## Exercise task
Across the listing below, count the lines that mention the string "JSON". Reply with the figure only.

Extracts from a graphics dataset:
-.-.-
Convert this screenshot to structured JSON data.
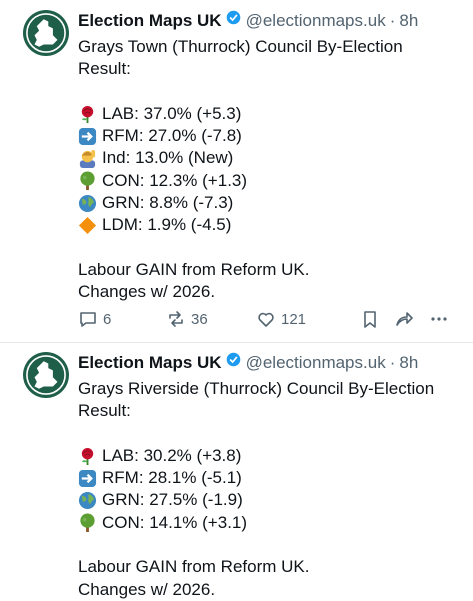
{
  "tweets": [
    {
      "author": "Election Maps UK",
      "handle": "@electionmaps.uk",
      "separator": "·",
      "time": "8h",
      "title_lines": [
        "Grays Town (Thurrock) Council By-Election",
        "Result:"
      ],
      "results": [
        "LAB: 37.0% (+5.3)",
        "RFM: 27.0% (-7.8)",
        "Ind: 13.0% (New)",
        "CON: 12.3% (+1.3)",
        "GRN: 8.8% (-7.3)",
        "LDM: 1.9% (-4.5)"
      ],
      "footer_lines": [
        "Labour GAIN from Reform UK.",
        "Changes w/ 2026."
      ],
      "replies": 6,
      "reposts": 36,
      "likes": 121
    },
    {
      "author": "Election Maps UK",
      "handle": "@electionmaps.uk",
      "separator": "·",
      "time": "8h",
      "title_lines": [
        "Grays Riverside (Thurrock) Council By-Election",
        "Result:"
      ],
      "results": [
        "LAB: 30.2% (+3.8)",
        "RFM: 28.1% (-5.1)",
        "GRN: 27.5% (-1.9)",
        "CON: 14.1% (+3.1)"
      ],
      "footer_lines": [
        "Labour GAIN from Reform UK.",
        "Changes w/ 2026."
      ]
    }
  ]
}
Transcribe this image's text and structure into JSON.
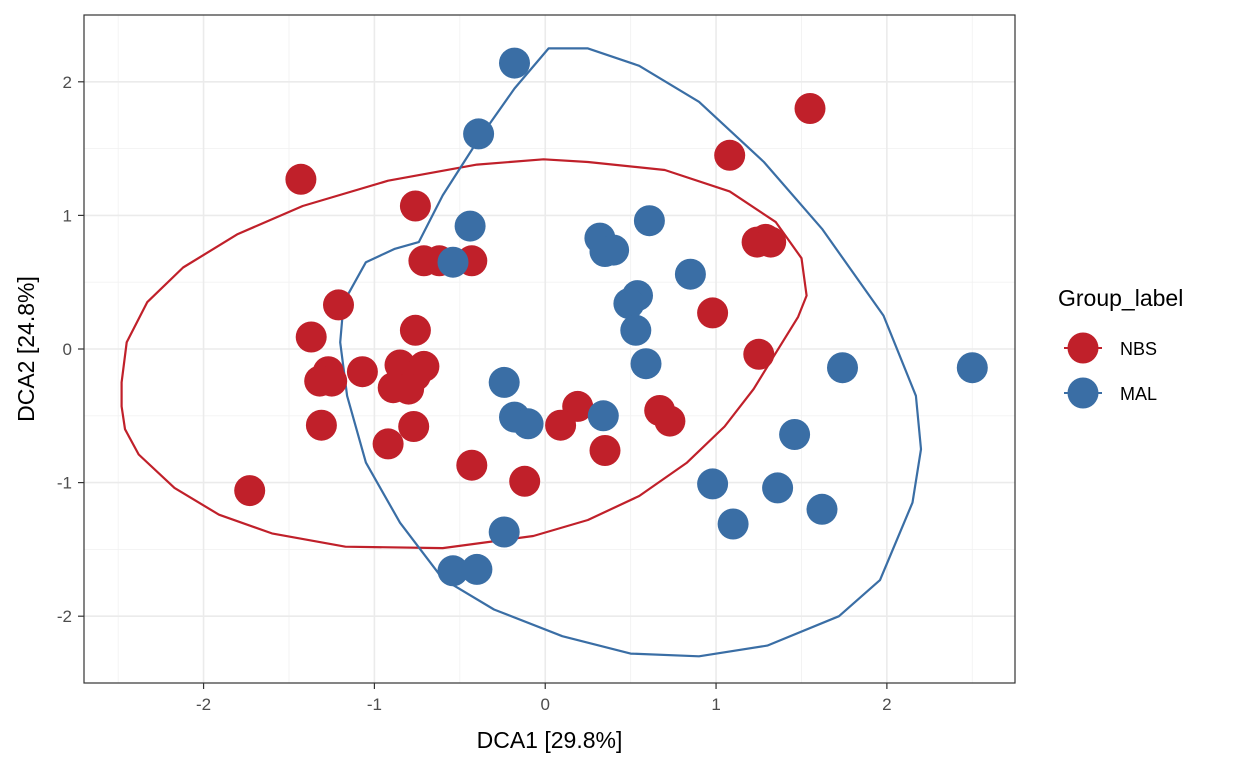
{
  "chart_data": {
    "type": "scatter",
    "xlabel": "DCA1   [29.8%]",
    "ylabel": "DCA2   [24.8%]",
    "xlim": [
      -2.7,
      2.75
    ],
    "ylim": [
      -2.5,
      2.5
    ],
    "x_ticks": [
      -2,
      -1,
      0,
      1,
      2
    ],
    "y_ticks": [
      -2,
      -1,
      0,
      1,
      2
    ],
    "x_tick_labels": [
      "-2",
      "-1",
      "0",
      "1",
      "2"
    ],
    "y_tick_labels": [
      "-2",
      "-1",
      "0",
      "1",
      "2"
    ],
    "grid": true,
    "legend": {
      "title": "Group_label",
      "position": "right"
    },
    "series": [
      {
        "name": "NBS",
        "color": "#c0202a",
        "points": [
          [
            1.55,
            1.8
          ],
          [
            1.08,
            1.45
          ],
          [
            -1.43,
            1.27
          ],
          [
            -0.76,
            1.07
          ],
          [
            1.24,
            0.8
          ],
          [
            1.29,
            0.82
          ],
          [
            1.32,
            0.8
          ],
          [
            -0.71,
            0.66
          ],
          [
            -0.62,
            0.66
          ],
          [
            -0.43,
            0.66
          ],
          [
            -1.21,
            0.33
          ],
          [
            0.98,
            0.27
          ],
          [
            -1.37,
            0.09
          ],
          [
            -0.76,
            0.14
          ],
          [
            1.25,
            -0.04
          ],
          [
            -1.27,
            -0.17
          ],
          [
            -0.85,
            -0.12
          ],
          [
            -0.71,
            -0.13
          ],
          [
            -1.07,
            -0.17
          ],
          [
            -1.32,
            -0.24
          ],
          [
            -1.25,
            -0.24
          ],
          [
            -0.76,
            -0.2
          ],
          [
            -0.89,
            -0.29
          ],
          [
            -0.8,
            -0.3
          ],
          [
            0.19,
            -0.43
          ],
          [
            0.67,
            -0.46
          ],
          [
            0.73,
            -0.54
          ],
          [
            -1.31,
            -0.57
          ],
          [
            -0.77,
            -0.58
          ],
          [
            0.09,
            -0.57
          ],
          [
            -0.92,
            -0.71
          ],
          [
            0.35,
            -0.76
          ],
          [
            -0.43,
            -0.87
          ],
          [
            -0.12,
            -0.99
          ],
          [
            -1.73,
            -1.06
          ]
        ]
      },
      {
        "name": "MAL",
        "color": "#3a6ea5",
        "points": [
          [
            -0.18,
            2.14
          ],
          [
            -0.39,
            1.61
          ],
          [
            0.61,
            0.96
          ],
          [
            -0.44,
            0.92
          ],
          [
            0.32,
            0.83
          ],
          [
            0.35,
            0.73
          ],
          [
            0.4,
            0.74
          ],
          [
            -0.54,
            0.65
          ],
          [
            0.85,
            0.56
          ],
          [
            0.54,
            0.4
          ],
          [
            0.49,
            0.34
          ],
          [
            0.53,
            0.14
          ],
          [
            0.59,
            -0.11
          ],
          [
            1.74,
            -0.14
          ],
          [
            2.5,
            -0.14
          ],
          [
            -0.24,
            -0.25
          ],
          [
            -0.18,
            -0.51
          ],
          [
            -0.1,
            -0.56
          ],
          [
            0.34,
            -0.5
          ],
          [
            1.46,
            -0.64
          ],
          [
            0.98,
            -1.01
          ],
          [
            1.36,
            -1.04
          ],
          [
            1.62,
            -1.2
          ],
          [
            1.1,
            -1.31
          ],
          [
            -0.24,
            -1.37
          ],
          [
            -0.54,
            -1.66
          ],
          [
            -0.4,
            -1.65
          ]
        ]
      }
    ],
    "ellipses": [
      {
        "series": "NBS",
        "color": "#c0202a",
        "points": [
          [
            -2.48,
            -0.43
          ],
          [
            -2.46,
            -0.6
          ],
          [
            -2.38,
            -0.79
          ],
          [
            -2.17,
            -1.04
          ],
          [
            -1.91,
            -1.24
          ],
          [
            -1.6,
            -1.38
          ],
          [
            -1.17,
            -1.48
          ],
          [
            -0.6,
            -1.49
          ],
          [
            -0.07,
            -1.4
          ],
          [
            0.25,
            -1.28
          ],
          [
            0.55,
            -1.1
          ],
          [
            0.83,
            -0.85
          ],
          [
            1.05,
            -0.58
          ],
          [
            1.22,
            -0.3
          ],
          [
            1.33,
            -0.07
          ],
          [
            1.48,
            0.24
          ],
          [
            1.53,
            0.4
          ],
          [
            1.5,
            0.68
          ],
          [
            1.35,
            0.95
          ],
          [
            1.08,
            1.18
          ],
          [
            0.7,
            1.34
          ],
          [
            0.25,
            1.4
          ],
          [
            -0.01,
            1.42
          ],
          [
            -0.4,
            1.38
          ],
          [
            -0.92,
            1.26
          ],
          [
            -1.42,
            1.07
          ],
          [
            -1.8,
            0.86
          ],
          [
            -2.12,
            0.61
          ],
          [
            -2.33,
            0.35
          ],
          [
            -2.45,
            0.05
          ],
          [
            -2.48,
            -0.25
          ],
          [
            -2.48,
            -0.43
          ]
        ]
      },
      {
        "series": "MAL",
        "color": "#3a6ea5",
        "points": [
          [
            -0.74,
            0.8
          ],
          [
            -0.6,
            1.15
          ],
          [
            -0.4,
            1.55
          ],
          [
            -0.18,
            1.95
          ],
          [
            0.02,
            2.25
          ],
          [
            0.25,
            2.25
          ],
          [
            0.55,
            2.12
          ],
          [
            0.9,
            1.85
          ],
          [
            1.28,
            1.4
          ],
          [
            1.62,
            0.9
          ],
          [
            1.98,
            0.25
          ],
          [
            2.17,
            -0.35
          ],
          [
            2.2,
            -0.75
          ],
          [
            2.15,
            -1.15
          ],
          [
            1.96,
            -1.73
          ],
          [
            1.72,
            -2.0
          ],
          [
            1.3,
            -2.22
          ],
          [
            0.9,
            -2.3
          ],
          [
            0.5,
            -2.28
          ],
          [
            0.1,
            -2.15
          ],
          [
            -0.3,
            -1.95
          ],
          [
            -0.6,
            -1.72
          ],
          [
            -0.85,
            -1.3
          ],
          [
            -1.05,
            -0.85
          ],
          [
            -1.16,
            -0.35
          ],
          [
            -1.2,
            0.05
          ],
          [
            -1.18,
            0.35
          ],
          [
            -1.05,
            0.65
          ],
          [
            -0.88,
            0.75
          ],
          [
            -0.74,
            0.8
          ]
        ]
      }
    ]
  }
}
-.-.-
## Exercise answer
2